WRITTEN EXERCISE: Copy out each line that includes the word "возраст".

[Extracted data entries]
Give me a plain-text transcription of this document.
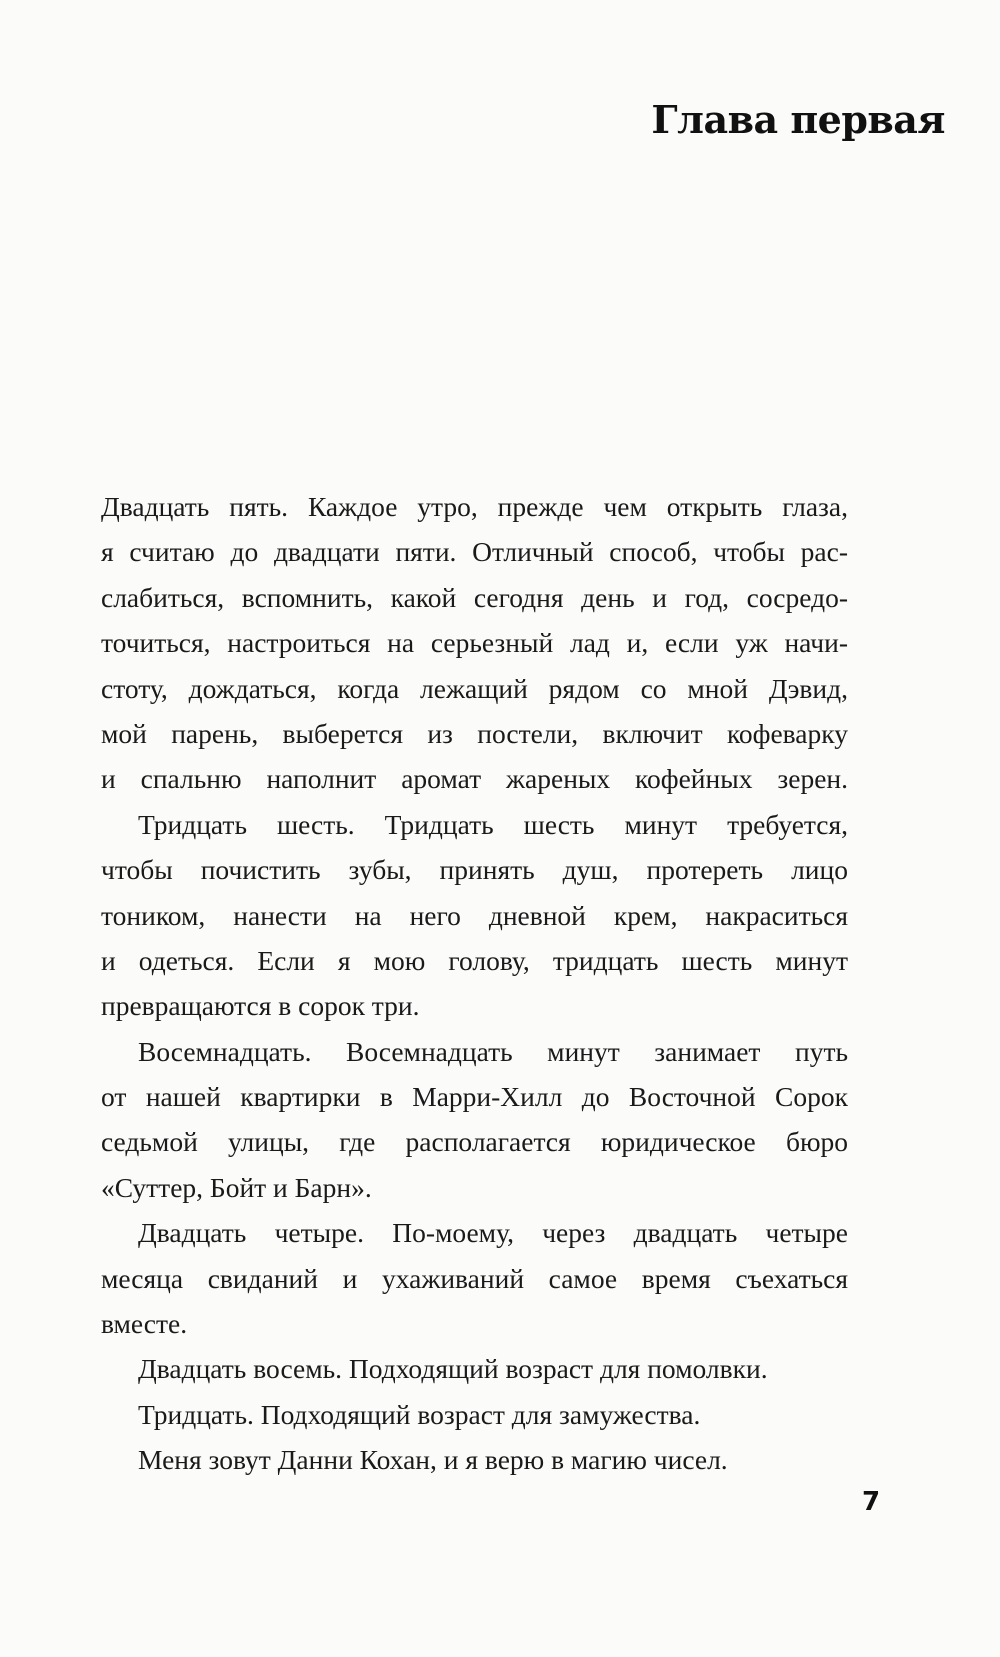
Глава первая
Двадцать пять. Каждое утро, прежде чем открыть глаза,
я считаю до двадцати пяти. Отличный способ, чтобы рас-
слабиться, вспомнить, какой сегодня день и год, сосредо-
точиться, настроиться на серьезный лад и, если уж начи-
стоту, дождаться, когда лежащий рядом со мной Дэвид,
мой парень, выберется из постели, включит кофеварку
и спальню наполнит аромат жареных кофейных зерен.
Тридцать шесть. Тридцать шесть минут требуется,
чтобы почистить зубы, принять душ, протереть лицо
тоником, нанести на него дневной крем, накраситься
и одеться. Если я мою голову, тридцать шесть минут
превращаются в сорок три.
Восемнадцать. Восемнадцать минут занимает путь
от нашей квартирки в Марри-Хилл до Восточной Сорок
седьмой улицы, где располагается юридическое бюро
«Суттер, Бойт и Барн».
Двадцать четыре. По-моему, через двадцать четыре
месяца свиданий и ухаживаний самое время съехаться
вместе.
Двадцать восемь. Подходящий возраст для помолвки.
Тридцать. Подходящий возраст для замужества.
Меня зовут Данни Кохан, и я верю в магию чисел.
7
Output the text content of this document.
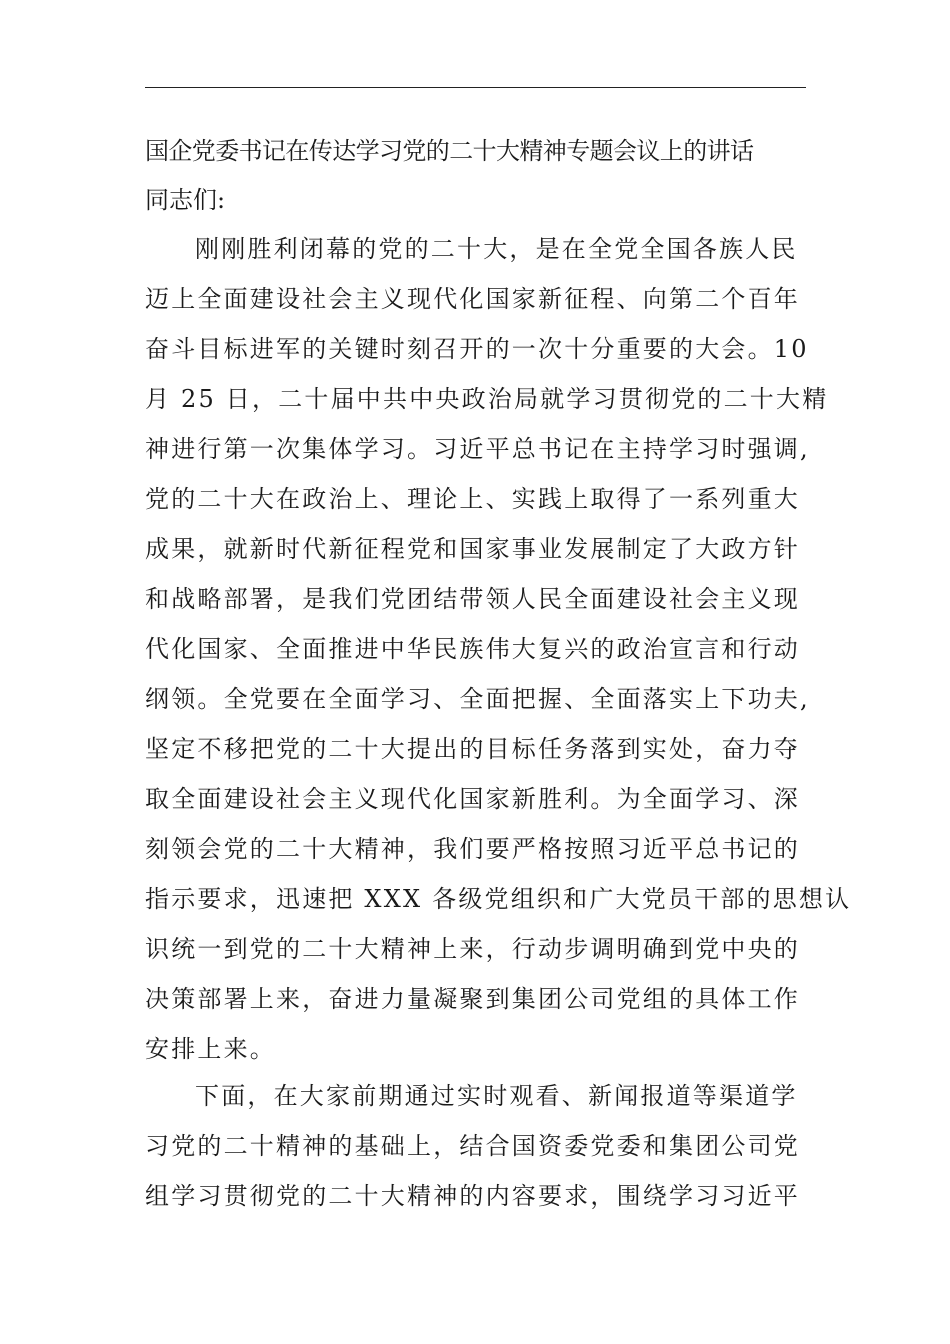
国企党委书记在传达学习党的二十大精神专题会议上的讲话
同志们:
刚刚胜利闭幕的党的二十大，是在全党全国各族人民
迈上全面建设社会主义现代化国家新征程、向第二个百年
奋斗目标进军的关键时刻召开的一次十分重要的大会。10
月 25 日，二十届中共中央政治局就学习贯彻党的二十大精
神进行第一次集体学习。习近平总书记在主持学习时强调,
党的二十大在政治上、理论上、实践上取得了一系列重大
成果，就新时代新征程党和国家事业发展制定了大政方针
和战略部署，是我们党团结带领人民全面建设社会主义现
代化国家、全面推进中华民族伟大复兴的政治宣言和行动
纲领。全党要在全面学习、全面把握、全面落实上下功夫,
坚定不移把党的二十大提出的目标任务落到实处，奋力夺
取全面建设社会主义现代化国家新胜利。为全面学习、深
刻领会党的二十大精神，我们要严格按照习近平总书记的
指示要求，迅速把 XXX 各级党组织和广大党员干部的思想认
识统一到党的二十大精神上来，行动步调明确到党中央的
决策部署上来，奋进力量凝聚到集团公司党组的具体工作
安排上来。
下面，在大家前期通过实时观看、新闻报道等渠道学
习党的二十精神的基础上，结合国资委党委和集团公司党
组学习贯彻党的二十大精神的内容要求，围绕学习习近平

COMPLETED TASK:
Двадцать восемь. Подходящий возраст для помолвки.
Тридцать. Подходящий возраст для замужества.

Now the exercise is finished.